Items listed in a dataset
※
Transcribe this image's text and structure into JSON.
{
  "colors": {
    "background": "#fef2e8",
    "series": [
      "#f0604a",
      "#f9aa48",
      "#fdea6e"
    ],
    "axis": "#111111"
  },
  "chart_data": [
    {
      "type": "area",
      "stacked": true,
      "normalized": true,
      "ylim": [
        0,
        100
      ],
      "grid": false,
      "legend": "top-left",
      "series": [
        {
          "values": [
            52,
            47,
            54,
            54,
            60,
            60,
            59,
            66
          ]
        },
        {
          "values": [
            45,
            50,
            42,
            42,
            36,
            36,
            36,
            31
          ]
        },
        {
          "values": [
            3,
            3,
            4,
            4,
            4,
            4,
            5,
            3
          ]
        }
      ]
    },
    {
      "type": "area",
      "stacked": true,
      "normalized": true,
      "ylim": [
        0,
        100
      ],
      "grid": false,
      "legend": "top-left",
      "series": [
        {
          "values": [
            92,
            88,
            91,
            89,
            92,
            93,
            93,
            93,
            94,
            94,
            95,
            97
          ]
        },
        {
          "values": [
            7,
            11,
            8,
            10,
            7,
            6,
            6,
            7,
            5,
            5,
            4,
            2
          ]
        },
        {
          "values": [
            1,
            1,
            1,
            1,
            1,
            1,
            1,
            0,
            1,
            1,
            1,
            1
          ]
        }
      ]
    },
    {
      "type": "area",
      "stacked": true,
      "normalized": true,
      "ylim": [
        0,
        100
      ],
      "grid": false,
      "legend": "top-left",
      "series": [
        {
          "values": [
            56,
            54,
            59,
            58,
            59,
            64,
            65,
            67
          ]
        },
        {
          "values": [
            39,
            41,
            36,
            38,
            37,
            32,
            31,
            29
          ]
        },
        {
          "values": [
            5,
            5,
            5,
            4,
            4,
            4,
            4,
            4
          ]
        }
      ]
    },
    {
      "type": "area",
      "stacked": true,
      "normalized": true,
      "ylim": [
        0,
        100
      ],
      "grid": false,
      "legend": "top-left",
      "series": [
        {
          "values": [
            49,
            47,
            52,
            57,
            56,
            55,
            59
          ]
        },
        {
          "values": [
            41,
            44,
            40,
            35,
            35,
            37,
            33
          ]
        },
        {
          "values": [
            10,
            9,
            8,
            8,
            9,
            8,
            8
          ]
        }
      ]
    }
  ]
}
※
Copy each line of the data above without altering a single character.

> OUTPUT OF THE TASK
Transcribe this image's text and structure into JSON.
{
  "colors": {
    "background": "#fef2e8",
    "series": [
      "#f0604a",
      "#f9aa48",
      "#fdea6e"
    ],
    "axis": "#111111"
  },
  "chart_data": [
    {
      "type": "area",
      "stacked": true,
      "normalized": true,
      "ylim": [
        0,
        100
      ],
      "grid": false,
      "legend": "top-left",
      "series": [
        {
          "values": [
            52,
            47,
            54,
            54,
            60,
            60,
            59,
            66
          ]
        },
        {
          "values": [
            45,
            50,
            42,
            42,
            36,
            36,
            36,
            31
          ]
        },
        {
          "values": [
            3,
            3,
            4,
            4,
            4,
            4,
            5,
            3
          ]
        }
      ]
    },
    {
      "type": "area",
      "stacked": true,
      "normalized": true,
      "ylim": [
        0,
        100
      ],
      "grid": false,
      "legend": "top-left",
      "series": [
        {
          "values": [
            92,
            88,
            91,
            89,
            92,
            93,
            93,
            93,
            94,
            94,
            95,
            97
          ]
        },
        {
          "values": [
            7,
            11,
            8,
            10,
            7,
            6,
            6,
            7,
            5,
            5,
            4,
            2
          ]
        },
        {
          "values": [
            1,
            1,
            1,
            1,
            1,
            1,
            1,
            0,
            1,
            1,
            1,
            1
          ]
        }
      ]
    },
    {
      "type": "area",
      "stacked": true,
      "normalized": true,
      "ylim": [
        0,
        100
      ],
      "grid": false,
      "legend": "top-left",
      "series": [
        {
          "values": [
            56,
            54,
            59,
            58,
            59,
            64,
            65,
            67
          ]
        },
        {
          "values": [
            39,
            41,
            36,
            38,
            37,
            32,
            31,
            29
          ]
        },
        {
          "values": [
            5,
            5,
            5,
            4,
            4,
            4,
            4,
            4
          ]
        }
      ]
    },
    {
      "type": "area",
      "stacked": true,
      "normalized": true,
      "ylim": [
        0,
        100
      ],
      "grid": false,
      "legend": "top-left",
      "series": [
        {
          "values": [
            49,
            47,
            52,
            57,
            56,
            55,
            59
          ]
        },
        {
          "values": [
            41,
            44,
            40,
            35,
            35,
            37,
            33
          ]
        },
        {
          "values": [
            10,
            9,
            8,
            8,
            9,
            8,
            8
          ]
        }
      ]
    }
  ]
}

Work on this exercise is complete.